### Given information:

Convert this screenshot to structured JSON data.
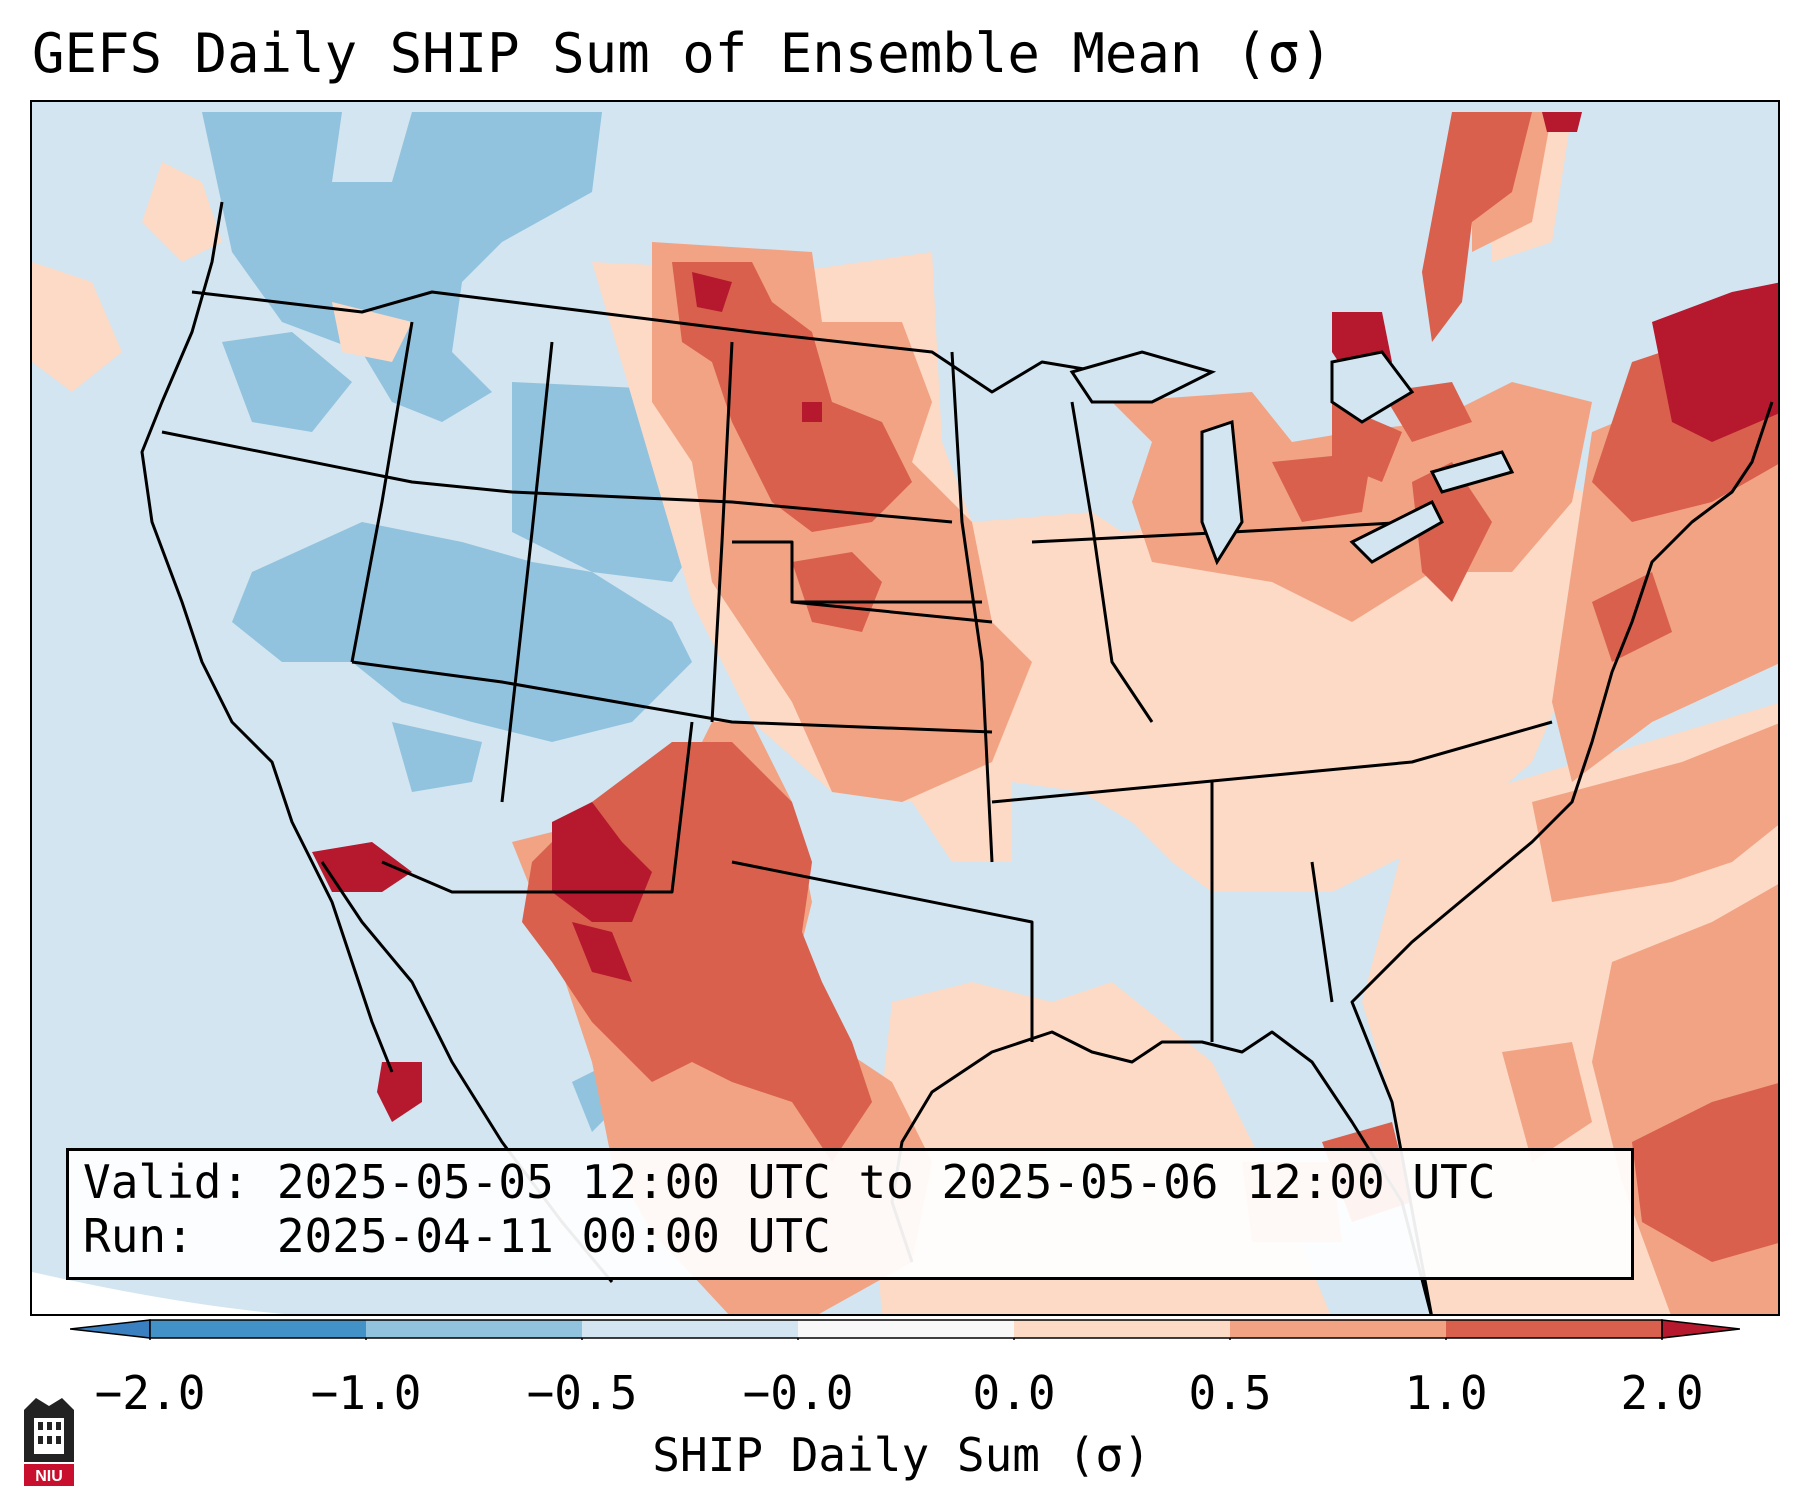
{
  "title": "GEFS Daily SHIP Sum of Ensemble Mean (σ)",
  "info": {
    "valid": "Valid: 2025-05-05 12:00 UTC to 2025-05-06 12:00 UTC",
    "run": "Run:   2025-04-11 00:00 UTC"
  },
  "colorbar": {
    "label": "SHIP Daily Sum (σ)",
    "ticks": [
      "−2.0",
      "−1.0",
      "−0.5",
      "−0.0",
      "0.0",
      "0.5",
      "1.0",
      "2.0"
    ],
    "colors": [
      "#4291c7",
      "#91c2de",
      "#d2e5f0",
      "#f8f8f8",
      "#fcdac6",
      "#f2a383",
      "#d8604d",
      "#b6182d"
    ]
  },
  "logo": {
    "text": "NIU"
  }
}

### Description of the task:
Return every line above in which the string "SHIP" occurs.

### Exercise response:
  "title": "GEFS Daily SHIP Sum of Ensemble Mean (σ)",
    "label": "SHIP Daily Sum (σ)",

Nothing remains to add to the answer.